# Exercise requirements
For this exercise, print all of the data exactly as given.

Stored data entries
________
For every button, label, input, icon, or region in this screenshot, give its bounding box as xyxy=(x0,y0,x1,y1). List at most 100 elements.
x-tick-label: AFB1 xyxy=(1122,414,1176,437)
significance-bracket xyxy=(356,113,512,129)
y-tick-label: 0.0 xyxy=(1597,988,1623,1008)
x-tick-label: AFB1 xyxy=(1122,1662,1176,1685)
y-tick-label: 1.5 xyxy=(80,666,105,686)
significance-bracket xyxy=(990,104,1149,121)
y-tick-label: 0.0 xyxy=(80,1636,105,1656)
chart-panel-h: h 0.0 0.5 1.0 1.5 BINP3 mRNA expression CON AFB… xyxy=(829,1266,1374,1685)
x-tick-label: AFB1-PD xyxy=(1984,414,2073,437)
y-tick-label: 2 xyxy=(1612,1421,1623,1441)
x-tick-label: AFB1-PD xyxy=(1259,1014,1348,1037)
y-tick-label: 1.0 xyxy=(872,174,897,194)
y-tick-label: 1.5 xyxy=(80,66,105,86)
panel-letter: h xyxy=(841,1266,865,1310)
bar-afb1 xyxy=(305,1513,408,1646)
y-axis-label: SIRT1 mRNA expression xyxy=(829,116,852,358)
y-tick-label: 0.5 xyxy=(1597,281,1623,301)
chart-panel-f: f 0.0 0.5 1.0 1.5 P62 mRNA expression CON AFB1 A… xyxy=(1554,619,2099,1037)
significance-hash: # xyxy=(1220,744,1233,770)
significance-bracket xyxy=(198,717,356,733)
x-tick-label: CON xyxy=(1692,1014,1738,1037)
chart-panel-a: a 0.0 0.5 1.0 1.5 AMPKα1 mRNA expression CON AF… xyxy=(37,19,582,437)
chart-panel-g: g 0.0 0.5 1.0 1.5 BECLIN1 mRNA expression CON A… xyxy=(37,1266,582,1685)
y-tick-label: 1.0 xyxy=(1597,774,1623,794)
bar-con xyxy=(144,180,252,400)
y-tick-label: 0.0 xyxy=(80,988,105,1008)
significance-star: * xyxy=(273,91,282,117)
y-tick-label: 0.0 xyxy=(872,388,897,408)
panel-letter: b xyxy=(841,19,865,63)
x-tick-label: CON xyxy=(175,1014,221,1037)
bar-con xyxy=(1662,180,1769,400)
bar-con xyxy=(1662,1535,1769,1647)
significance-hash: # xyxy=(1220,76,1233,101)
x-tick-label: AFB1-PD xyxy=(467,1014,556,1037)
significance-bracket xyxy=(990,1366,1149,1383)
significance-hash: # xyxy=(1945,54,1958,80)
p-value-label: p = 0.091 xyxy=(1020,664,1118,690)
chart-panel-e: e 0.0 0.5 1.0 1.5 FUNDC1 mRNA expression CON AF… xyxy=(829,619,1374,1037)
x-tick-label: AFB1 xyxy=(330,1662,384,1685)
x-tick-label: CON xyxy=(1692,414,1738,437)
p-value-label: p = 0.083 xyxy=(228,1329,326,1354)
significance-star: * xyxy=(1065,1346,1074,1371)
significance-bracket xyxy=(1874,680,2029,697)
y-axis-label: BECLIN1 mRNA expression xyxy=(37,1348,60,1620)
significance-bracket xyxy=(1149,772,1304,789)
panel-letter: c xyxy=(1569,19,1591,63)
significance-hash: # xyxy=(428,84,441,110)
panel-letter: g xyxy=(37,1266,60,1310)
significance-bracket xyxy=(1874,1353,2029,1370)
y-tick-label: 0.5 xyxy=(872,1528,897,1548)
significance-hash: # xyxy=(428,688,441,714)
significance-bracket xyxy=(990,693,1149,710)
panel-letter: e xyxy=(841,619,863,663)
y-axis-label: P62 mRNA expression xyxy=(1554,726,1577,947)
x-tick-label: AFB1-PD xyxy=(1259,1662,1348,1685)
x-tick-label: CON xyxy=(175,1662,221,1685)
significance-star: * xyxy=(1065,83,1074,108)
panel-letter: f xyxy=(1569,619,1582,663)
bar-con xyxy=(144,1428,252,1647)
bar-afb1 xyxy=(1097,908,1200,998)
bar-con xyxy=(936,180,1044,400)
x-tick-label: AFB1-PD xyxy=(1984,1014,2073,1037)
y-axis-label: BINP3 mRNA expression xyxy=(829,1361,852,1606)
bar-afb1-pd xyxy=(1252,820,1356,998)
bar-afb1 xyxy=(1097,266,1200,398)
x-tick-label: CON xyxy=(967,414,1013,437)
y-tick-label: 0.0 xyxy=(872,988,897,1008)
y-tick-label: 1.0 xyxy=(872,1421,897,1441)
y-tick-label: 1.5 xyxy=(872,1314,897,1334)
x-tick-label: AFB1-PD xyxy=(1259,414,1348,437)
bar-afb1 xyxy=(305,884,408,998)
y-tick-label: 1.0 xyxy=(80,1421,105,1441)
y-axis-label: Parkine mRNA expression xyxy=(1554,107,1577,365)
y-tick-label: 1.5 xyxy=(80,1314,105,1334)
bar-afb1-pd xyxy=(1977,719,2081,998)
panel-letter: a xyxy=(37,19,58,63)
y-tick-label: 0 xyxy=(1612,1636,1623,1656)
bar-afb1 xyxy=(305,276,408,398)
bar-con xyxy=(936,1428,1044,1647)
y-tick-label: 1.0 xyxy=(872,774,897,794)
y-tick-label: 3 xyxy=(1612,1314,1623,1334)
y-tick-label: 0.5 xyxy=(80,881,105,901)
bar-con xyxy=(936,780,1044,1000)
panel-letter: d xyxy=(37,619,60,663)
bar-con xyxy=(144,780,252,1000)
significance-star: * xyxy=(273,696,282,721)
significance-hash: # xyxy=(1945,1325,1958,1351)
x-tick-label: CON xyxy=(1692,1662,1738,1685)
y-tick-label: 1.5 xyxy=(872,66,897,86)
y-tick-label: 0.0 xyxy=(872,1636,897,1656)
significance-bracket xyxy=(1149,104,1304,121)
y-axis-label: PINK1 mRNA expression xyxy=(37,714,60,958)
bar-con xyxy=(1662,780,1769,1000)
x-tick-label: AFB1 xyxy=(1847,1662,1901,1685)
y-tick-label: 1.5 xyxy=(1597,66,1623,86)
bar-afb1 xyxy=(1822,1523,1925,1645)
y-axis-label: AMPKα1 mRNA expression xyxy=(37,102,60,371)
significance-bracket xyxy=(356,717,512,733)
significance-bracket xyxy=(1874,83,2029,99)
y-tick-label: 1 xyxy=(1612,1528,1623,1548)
________
# Answer space
For every button, label, input, icon, or region in this screenshot, give its bounding box as xyxy=(x0,y0,x1,y1). List at most 100 elements.
x-tick-label: AFB1 xyxy=(1122,414,1176,437)
significance-bracket xyxy=(356,113,512,129)
y-tick-label: 0.0 xyxy=(1597,988,1623,1008)
x-tick-label: AFB1 xyxy=(1122,1662,1176,1685)
y-tick-label: 1.5 xyxy=(80,666,105,686)
significance-bracket xyxy=(990,104,1149,121)
y-tick-label: 0.0 xyxy=(80,1636,105,1656)
chart-panel-h: h 0.0 0.5 1.0 1.5 BINP3 mRNA expression CON AFB… xyxy=(829,1266,1374,1685)
x-tick-label: AFB1-PD xyxy=(1984,414,2073,437)
y-tick-label: 2 xyxy=(1612,1421,1623,1441)
x-tick-label: AFB1-PD xyxy=(1259,1014,1348,1037)
y-tick-label: 1.0 xyxy=(872,174,897,194)
y-tick-label: 1.5 xyxy=(80,66,105,86)
panel-letter: h xyxy=(841,1266,865,1310)
bar-afb1 xyxy=(305,1513,408,1646)
y-axis-label: SIRT1 mRNA expression xyxy=(829,116,852,358)
y-tick-label: 0.5 xyxy=(1597,281,1623,301)
chart-panel-f: f 0.0 0.5 1.0 1.5 P62 mRNA expression CON AFB1 A… xyxy=(1554,619,2099,1037)
significance-hash: # xyxy=(1220,744,1233,770)
significance-bracket xyxy=(198,717,356,733)
x-tick-label: CON xyxy=(1692,1014,1738,1037)
chart-panel-a: a 0.0 0.5 1.0 1.5 AMPKα1 mRNA expression CON AF… xyxy=(37,19,582,437)
chart-panel-g: g 0.0 0.5 1.0 1.5 BECLIN1 mRNA expression CON A… xyxy=(37,1266,582,1685)
y-tick-label: 1.0 xyxy=(1597,774,1623,794)
bar-con xyxy=(144,180,252,400)
y-tick-label: 0.0 xyxy=(80,988,105,1008)
significance-star: * xyxy=(273,91,282,117)
y-tick-label: 0.0 xyxy=(872,388,897,408)
panel-letter: b xyxy=(841,19,865,63)
x-tick-label: CON xyxy=(175,1014,221,1037)
bar-con xyxy=(1662,180,1769,400)
bar-con xyxy=(1662,1535,1769,1647)
significance-hash: # xyxy=(1220,76,1233,101)
x-tick-label: AFB1-PD xyxy=(467,1014,556,1037)
significance-bracket xyxy=(990,1366,1149,1383)
significance-hash: # xyxy=(1945,54,1958,80)
p-value-label: p = 0.091 xyxy=(1020,664,1118,690)
chart-panel-e: e 0.0 0.5 1.0 1.5 FUNDC1 mRNA expression CON AF… xyxy=(829,619,1374,1037)
x-tick-label: AFB1 xyxy=(330,1662,384,1685)
x-tick-label: CON xyxy=(1692,414,1738,437)
p-value-label: p = 0.083 xyxy=(228,1329,326,1354)
significance-star: * xyxy=(1065,1346,1074,1371)
significance-bracket xyxy=(1874,680,2029,697)
y-axis-label: BECLIN1 mRNA expression xyxy=(37,1348,60,1620)
significance-bracket xyxy=(1149,772,1304,789)
panel-letter: c xyxy=(1569,19,1591,63)
significance-hash: # xyxy=(428,84,441,110)
panel-letter: g xyxy=(37,1266,60,1310)
significance-bracket xyxy=(1874,1353,2029,1370)
y-tick-label: 0.5 xyxy=(872,1528,897,1548)
significance-hash: # xyxy=(428,688,441,714)
significance-bracket xyxy=(990,693,1149,710)
panel-letter: e xyxy=(841,619,863,663)
y-axis-label: P62 mRNA expression xyxy=(1554,726,1577,947)
x-tick-label: AFB1-PD xyxy=(1259,1662,1348,1685)
x-tick-label: CON xyxy=(175,1662,221,1685)
significance-star: * xyxy=(1065,83,1074,108)
panel-letter: f xyxy=(1569,619,1582,663)
bar-con xyxy=(144,1428,252,1647)
bar-afb1 xyxy=(1097,908,1200,998)
bar-con xyxy=(936,180,1044,400)
x-tick-label: AFB1-PD xyxy=(1984,1014,2073,1037)
y-axis-label: BINP3 mRNA expression xyxy=(829,1361,852,1606)
bar-afb1-pd xyxy=(1252,820,1356,998)
bar-afb1 xyxy=(1097,266,1200,398)
x-tick-label: CON xyxy=(967,414,1013,437)
y-tick-label: 0.0 xyxy=(872,988,897,1008)
y-tick-label: 1.0 xyxy=(872,1421,897,1441)
y-tick-label: 1.5 xyxy=(872,1314,897,1334)
x-tick-label: AFB1-PD xyxy=(1259,414,1348,437)
bar-afb1 xyxy=(305,884,408,998)
y-tick-label: 1.0 xyxy=(80,1421,105,1441)
y-axis-label: Parkine mRNA expression xyxy=(1554,107,1577,365)
y-tick-label: 1.5 xyxy=(80,1314,105,1334)
bar-afb1-pd xyxy=(1977,719,2081,998)
panel-letter: a xyxy=(37,19,58,63)
y-tick-label: 0 xyxy=(1612,1636,1623,1656)
bar-afb1 xyxy=(305,276,408,398)
bar-con xyxy=(936,1428,1044,1647)
y-tick-label: 1.0 xyxy=(872,774,897,794)
y-tick-label: 3 xyxy=(1612,1314,1623,1334)
y-tick-label: 0.5 xyxy=(80,881,105,901)
bar-con xyxy=(936,780,1044,1000)
panel-letter: d xyxy=(37,619,60,663)
bar-con xyxy=(144,780,252,1000)
significance-star: * xyxy=(273,696,282,721)
significance-hash: # xyxy=(1945,1325,1958,1351)
x-tick-label: CON xyxy=(1692,1662,1738,1685)
y-tick-label: 1.5 xyxy=(872,66,897,86)
y-tick-label: 0.0 xyxy=(872,1636,897,1656)
significance-bracket xyxy=(1149,104,1304,121)
y-axis-label: PINK1 mRNA expression xyxy=(37,714,60,958)
bar-con xyxy=(1662,780,1769,1000)
x-tick-label: AFB1 xyxy=(1847,1662,1901,1685)
y-tick-label: 1.5 xyxy=(1597,66,1623,86)
bar-afb1 xyxy=(1822,1523,1925,1645)
y-axis-label: AMPKα1 mRNA expression xyxy=(37,102,60,371)
significance-bracket xyxy=(356,717,512,733)
significance-bracket xyxy=(1874,83,2029,99)
y-tick-label: 1 xyxy=(1612,1528,1623,1548)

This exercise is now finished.